> _OBJECTIVE_: Work through the following lines and count those that hold the word "Details". Reply with that number only.

> _ENTRIES PROVIDED_:
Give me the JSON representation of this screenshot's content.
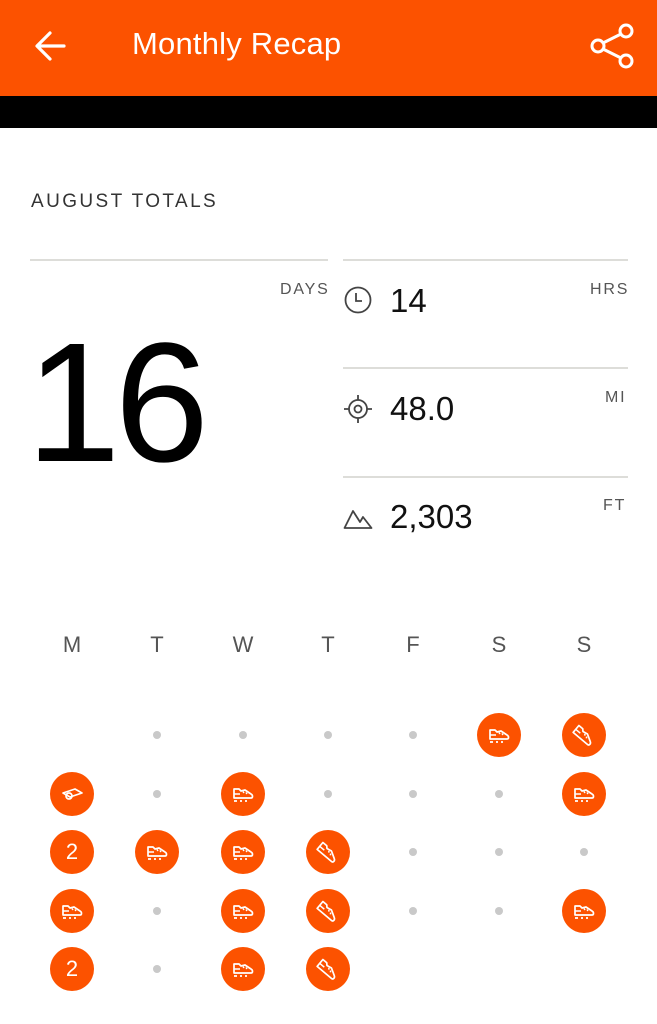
{
  "header": {
    "title": "Monthly Recap",
    "back_icon": "arrow-left-icon",
    "share_icon": "share-icon",
    "bg_color": "#fc5200"
  },
  "totals": {
    "section_title": "AUGUST TOTALS",
    "days": {
      "value": "16",
      "unit": "DAYS"
    },
    "time": {
      "icon": "clock-icon",
      "value": "14",
      "unit": "HRS"
    },
    "distance": {
      "icon": "crosshair-icon",
      "value": "48.0",
      "unit": "MI"
    },
    "elevation": {
      "icon": "mountain-icon",
      "value": "2,303",
      "unit": "FT"
    }
  },
  "calendar": {
    "weekdays": [
      "M",
      "T",
      "W",
      "T",
      "F",
      "S",
      "S"
    ],
    "accent_color": "#fc5200",
    "rows": [
      [
        {
          "type": "empty"
        },
        {
          "type": "dot"
        },
        {
          "type": "dot"
        },
        {
          "type": "dot"
        },
        {
          "type": "dot"
        },
        {
          "type": "walk"
        },
        {
          "type": "run"
        }
      ],
      [
        {
          "type": "yoga"
        },
        {
          "type": "dot"
        },
        {
          "type": "walk"
        },
        {
          "type": "dot"
        },
        {
          "type": "dot"
        },
        {
          "type": "dot"
        },
        {
          "type": "walk"
        }
      ],
      [
        {
          "type": "count",
          "label": "2"
        },
        {
          "type": "walk"
        },
        {
          "type": "walk"
        },
        {
          "type": "run"
        },
        {
          "type": "dot"
        },
        {
          "type": "dot"
        },
        {
          "type": "dot"
        }
      ],
      [
        {
          "type": "walk"
        },
        {
          "type": "dot"
        },
        {
          "type": "walk"
        },
        {
          "type": "run"
        },
        {
          "type": "dot"
        },
        {
          "type": "dot"
        },
        {
          "type": "walk"
        }
      ],
      [
        {
          "type": "count",
          "label": "2"
        },
        {
          "type": "dot"
        },
        {
          "type": "walk"
        },
        {
          "type": "run"
        },
        {
          "type": "empty"
        },
        {
          "type": "empty"
        },
        {
          "type": "empty"
        }
      ]
    ]
  }
}
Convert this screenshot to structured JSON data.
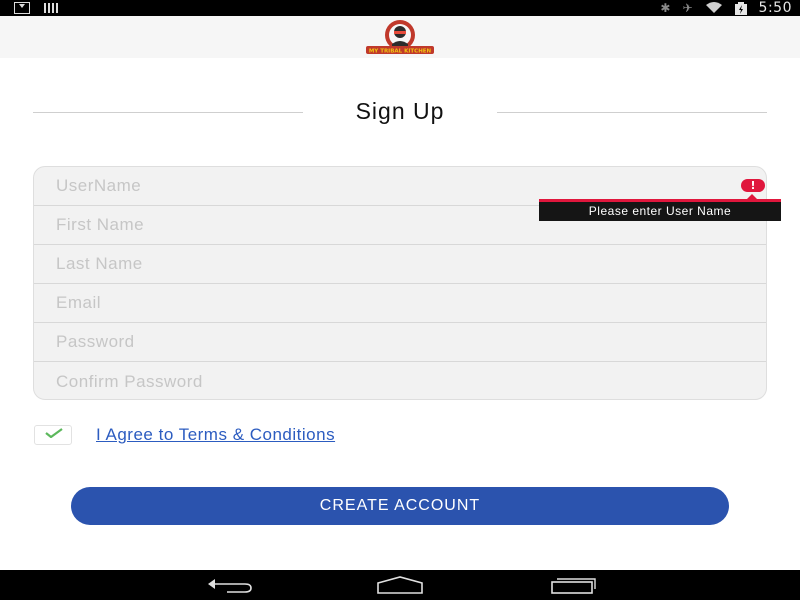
{
  "status_bar": {
    "time": "5:50",
    "icons": [
      "download-icon",
      "signal-bars-icon",
      "bluetooth-icon",
      "vibrate-icon",
      "wifi-icon",
      "battery-icon"
    ]
  },
  "header": {
    "logo_text": "MY TRIBAL KITCHEN"
  },
  "page": {
    "title": "Sign Up"
  },
  "form": {
    "fields": [
      {
        "name": "username",
        "placeholder": "UserName",
        "value": ""
      },
      {
        "name": "first_name",
        "placeholder": "First Name",
        "value": ""
      },
      {
        "name": "last_name",
        "placeholder": "Last Name",
        "value": ""
      },
      {
        "name": "email",
        "placeholder": "Email",
        "value": ""
      },
      {
        "name": "password",
        "placeholder": "Password",
        "value": ""
      },
      {
        "name": "confirm_password",
        "placeholder": "Confirm Password",
        "value": ""
      }
    ],
    "error": {
      "icon": "!",
      "message": "Please enter User Name"
    }
  },
  "terms": {
    "checked": true,
    "label": "I Agree to Terms & Conditions"
  },
  "actions": {
    "create_account_label": "CREATE ACCOUNT"
  },
  "colors": {
    "accent": "#2b53ae",
    "link": "#2c5cc0",
    "error": "#e0173d",
    "check": "#5cb85c"
  }
}
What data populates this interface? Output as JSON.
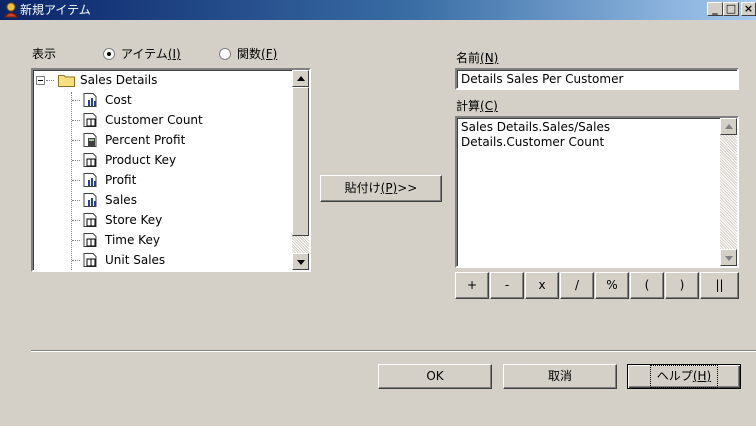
{
  "window": {
    "title": "新規アイテム",
    "min": "_",
    "max": "□",
    "close": "×"
  },
  "display": {
    "label": "表示",
    "radio_items": {
      "label_main": "アイテム",
      "label_key": "(I)",
      "checked": true
    },
    "radio_functions": {
      "label_main": "関数",
      "label_key": "(F)",
      "checked": false
    }
  },
  "tree": {
    "root": "Sales Details",
    "items": [
      {
        "label": "Cost",
        "icon": "measure-icon"
      },
      {
        "label": "Customer Count",
        "icon": "dimension-icon"
      },
      {
        "label": "Percent Profit",
        "icon": "calc-measure-icon"
      },
      {
        "label": "Product Key",
        "icon": "dimension-icon"
      },
      {
        "label": "Profit",
        "icon": "measure-icon"
      },
      {
        "label": "Sales",
        "icon": "measure-icon"
      },
      {
        "label": "Store Key",
        "icon": "dimension-icon"
      },
      {
        "label": "Time Key",
        "icon": "dimension-icon"
      },
      {
        "label": "Unit Sales",
        "icon": "dimension-icon"
      }
    ]
  },
  "paste_button": {
    "label_main": "貼付け",
    "label_key": "(P)",
    "label_suffix": " >>"
  },
  "name": {
    "label_main": "名前",
    "label_key": "(N)",
    "value": "Details Sales Per Customer"
  },
  "calc": {
    "label_main": "計算",
    "label_key": "(C)",
    "value": "Sales Details.Sales/Sales\nDetails.Customer Count"
  },
  "operators": [
    "+",
    "-",
    "x",
    "/",
    "%",
    "(",
    ")",
    "||"
  ],
  "footer": {
    "ok": "OK",
    "cancel": "取消",
    "help_main": "ヘルプ",
    "help_key": "(H)"
  }
}
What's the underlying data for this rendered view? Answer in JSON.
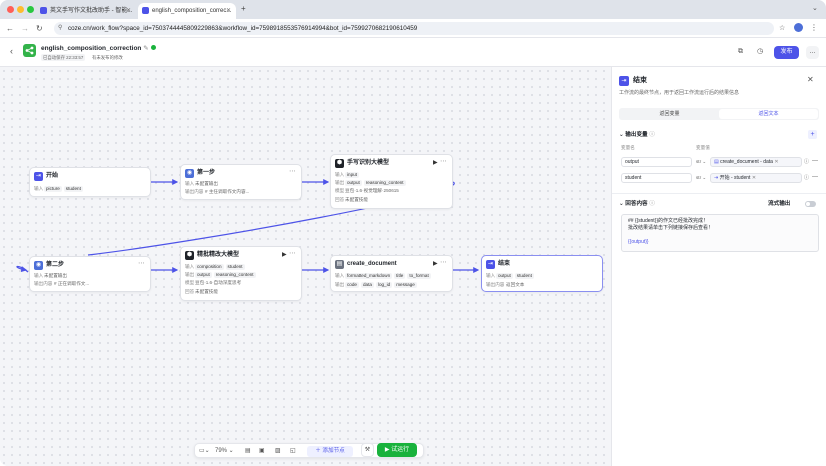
{
  "browser": {
    "tabs": [
      {
        "label": "英文手写作文批改助手 - 智能..."
      },
      {
        "label": "english_composition_correc..."
      }
    ],
    "new_tab": "+",
    "url": "coze.cn/work_flow?space_id=7503744445809229863&workflow_id=7598918553576914994&bot_id=7599270682190610459"
  },
  "header": {
    "workflow_name": "english_composition_correction",
    "autosave": "已自动保存 22:33:57",
    "unpublished": "有未发布的修改",
    "publish": "发布",
    "more": "..."
  },
  "nodes": {
    "start": {
      "title": "开始",
      "row1_key": "输入",
      "row1_chips": [
        "picture",
        "student"
      ]
    },
    "step1": {
      "title": "第一步",
      "row1_key": "输入",
      "row1_val": "未配置输出",
      "row2_key": "输出内容",
      "row2_val": "# 主任调取作文内容..."
    },
    "ocr": {
      "title": "手写识别大模型",
      "r1_key": "输入",
      "r1_chips": [
        "input"
      ],
      "r2_key": "输出",
      "r2_chips": [
        "output",
        "reasoning_content"
      ],
      "r3_key": "模型",
      "r3_val": "豆包·1.6·视觉理解·250615",
      "r4_key": "回答",
      "r4_val": "未配置技能"
    },
    "step2": {
      "title": "第二步",
      "row1_key": "输入",
      "row1_val": "未配置输出",
      "row2_key": "输出内容",
      "row2_val": "# 正在调取作文..."
    },
    "refine": {
      "title": "精批精改大模型",
      "r1_key": "输入",
      "r1_chips": [
        "composition",
        "student"
      ],
      "r2_key": "输出",
      "r2_chips": [
        "output",
        "reasoning_content"
      ],
      "r3_key": "模型",
      "r3_val": "豆包·1.6·自动深度思考",
      "r4_key": "回答",
      "r4_val": "未配置技能"
    },
    "createdoc": {
      "title": "create_document",
      "r1_key": "输入",
      "r1_chips": [
        "formatted_markdown",
        "title",
        "to_format"
      ],
      "r2_key": "输出",
      "r2_chips": [
        "code",
        "data",
        "log_id",
        "message"
      ]
    },
    "end": {
      "title": "结束",
      "r1_key": "输入",
      "r1_chips": [
        "output",
        "student"
      ],
      "r2_key": "输出内容",
      "r2_val": "返回文本"
    }
  },
  "toolbar": {
    "zoom": "79%",
    "add_node": "添加节点",
    "run": "试运行"
  },
  "panel": {
    "title": "结束",
    "subtitle": "工作流的最终节点，用于返回工作流运行后的结果信息",
    "tabs": [
      "返回变量",
      "返回文本"
    ],
    "active_tab": 1,
    "output_section": "输出变量",
    "col_name": "变量名",
    "col_value": "变量值",
    "vars": [
      {
        "name": "output",
        "type": "str",
        "ref": "create_document - data"
      },
      {
        "name": "student",
        "type": "str",
        "ref": "开始 - student"
      }
    ],
    "answer_section": "回答内容",
    "stream_label": "流式输出",
    "answer_lines": [
      "## {{student}}的作文已经批改完成！",
      "批改结果请单击下列链接保存后查看！",
      "",
      "{{output}}"
    ]
  },
  "colors": {
    "accent": "#4d53e8",
    "run": "#19b23c",
    "brand": "#33b34a"
  }
}
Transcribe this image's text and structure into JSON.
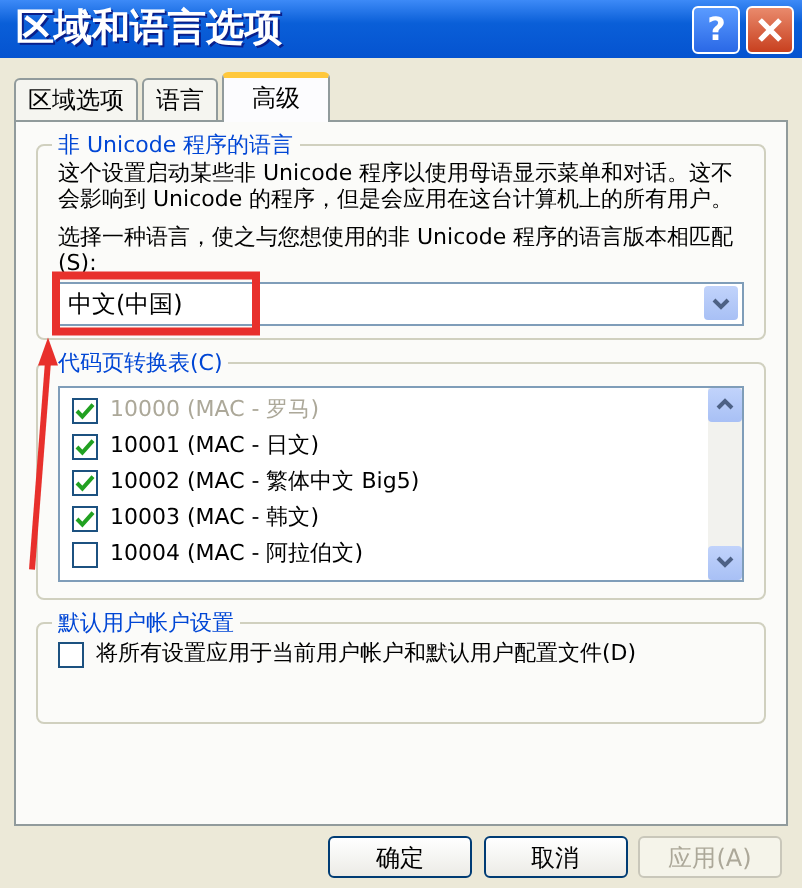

> _TASK RESULT_: 3